__SOURCE TEXT__.
>> BEGIN

Chinese entrepreneurs in Africa, land of a billion customers - bluesmoon
http://www.danwei.org/china_and_africa/independent_chinese_entreprene.php
======
muhfuhkuh
This is the fascinating thing about Chinese business investment in Africa:
It's business, not charity.

What the bug-eyed rock stars with the big heart for Africa don't tell you is
that Africans don't even _want_ their pity, or their charity. They want to do
business. Not the "colonial" business of old where resources were essentially
taken with almost nothing given in return (except for "teaching western
civilization to the natives" or some such nonsense). The Chinese couldn't
really care less about that.

All the Chinese want is a stable enough environment for doing business and
allowing their million+ workers living there live and work safely. One way
they achieve that is by actually living among the Africans, in high-rises that
seem to be erected by the day all over Africa, or in African neighborhoods.
Where before, Western emigres walled themselves off from the natives, the
Chinese actually build shops and restaurants and live in-town, which engenders
the notion of "guanxi" between the Africans and Chinese immigrants. It was
difficult early on, as the report suggests: First-wave immigrants living in
trailers on the worksite, never venturing out to eat or take in entertainment.
Now there are shops and karaoke bars all over, peopled with Chinese and
African clientele.

Fact is, they aren't there to turn Africa into something the Dutch Boers or
German Afrikaners envisioned, but more like whats been happening since the
spice routes opened 1000 years ago: You give me raw material, I give you
finished products. And, hey, it maybe a bit of a perversion of the Comparative
Advantage theory, but one thing it's not is abject exploitation the way it was
when the West colonized it.

------
Synaesthesia
Great article, thanks! Very interesting

>> END

[Element and coordinate records]

>> BEGIN

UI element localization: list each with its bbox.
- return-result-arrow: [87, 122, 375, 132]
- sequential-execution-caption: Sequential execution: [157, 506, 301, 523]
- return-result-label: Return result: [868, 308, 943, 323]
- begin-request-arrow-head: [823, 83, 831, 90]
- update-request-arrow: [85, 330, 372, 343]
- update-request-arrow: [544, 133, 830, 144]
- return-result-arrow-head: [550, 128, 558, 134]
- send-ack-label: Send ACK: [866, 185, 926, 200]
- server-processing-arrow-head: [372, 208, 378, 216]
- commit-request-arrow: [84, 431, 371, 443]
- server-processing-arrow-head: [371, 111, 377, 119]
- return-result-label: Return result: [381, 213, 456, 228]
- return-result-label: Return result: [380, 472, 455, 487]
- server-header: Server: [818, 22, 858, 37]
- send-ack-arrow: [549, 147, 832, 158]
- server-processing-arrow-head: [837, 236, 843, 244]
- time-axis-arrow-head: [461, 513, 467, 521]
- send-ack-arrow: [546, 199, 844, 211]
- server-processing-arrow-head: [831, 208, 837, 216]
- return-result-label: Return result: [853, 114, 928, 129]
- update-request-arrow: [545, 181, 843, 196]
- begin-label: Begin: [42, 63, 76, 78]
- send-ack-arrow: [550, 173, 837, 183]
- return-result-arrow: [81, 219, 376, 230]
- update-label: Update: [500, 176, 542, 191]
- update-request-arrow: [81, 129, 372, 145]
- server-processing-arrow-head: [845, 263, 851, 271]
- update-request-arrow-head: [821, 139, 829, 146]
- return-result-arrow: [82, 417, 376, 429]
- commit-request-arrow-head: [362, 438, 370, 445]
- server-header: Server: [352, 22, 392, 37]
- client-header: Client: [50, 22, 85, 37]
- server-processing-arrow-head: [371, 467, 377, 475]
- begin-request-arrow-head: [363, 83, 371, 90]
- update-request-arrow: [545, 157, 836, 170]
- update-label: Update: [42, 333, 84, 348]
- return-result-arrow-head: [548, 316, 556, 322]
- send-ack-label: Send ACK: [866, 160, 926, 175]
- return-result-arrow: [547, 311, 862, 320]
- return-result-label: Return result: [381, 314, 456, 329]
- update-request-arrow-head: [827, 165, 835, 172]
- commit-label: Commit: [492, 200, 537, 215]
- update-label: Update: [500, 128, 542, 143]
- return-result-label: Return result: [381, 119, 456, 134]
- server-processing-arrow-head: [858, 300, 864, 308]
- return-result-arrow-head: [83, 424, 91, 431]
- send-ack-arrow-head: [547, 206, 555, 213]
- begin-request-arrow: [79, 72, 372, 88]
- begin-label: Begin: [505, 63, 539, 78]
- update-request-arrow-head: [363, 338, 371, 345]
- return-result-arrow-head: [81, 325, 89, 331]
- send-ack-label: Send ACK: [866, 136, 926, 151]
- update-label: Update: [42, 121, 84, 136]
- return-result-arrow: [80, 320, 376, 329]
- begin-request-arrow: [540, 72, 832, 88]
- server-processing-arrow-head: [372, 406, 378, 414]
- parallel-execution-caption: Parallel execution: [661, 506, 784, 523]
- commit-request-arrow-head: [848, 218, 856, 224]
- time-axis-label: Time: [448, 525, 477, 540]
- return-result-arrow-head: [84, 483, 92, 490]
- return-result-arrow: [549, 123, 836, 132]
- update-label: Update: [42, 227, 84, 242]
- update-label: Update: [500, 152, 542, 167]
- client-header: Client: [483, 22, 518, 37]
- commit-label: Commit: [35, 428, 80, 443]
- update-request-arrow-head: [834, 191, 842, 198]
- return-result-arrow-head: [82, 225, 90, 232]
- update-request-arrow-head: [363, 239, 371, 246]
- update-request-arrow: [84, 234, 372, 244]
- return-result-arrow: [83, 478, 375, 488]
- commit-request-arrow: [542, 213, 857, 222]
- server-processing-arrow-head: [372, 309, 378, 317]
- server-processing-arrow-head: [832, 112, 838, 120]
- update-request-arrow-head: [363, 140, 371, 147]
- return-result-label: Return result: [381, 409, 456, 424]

>> END

__WHAT TO PRODUCE__.
In the forum thread on Chinese entrepreneurs in Africa, where did the first-wave immigrants live? The listing bears no relation to the forum thread.

__RESPONSE TO THE TASK__.
They lived in trailers on the worksite.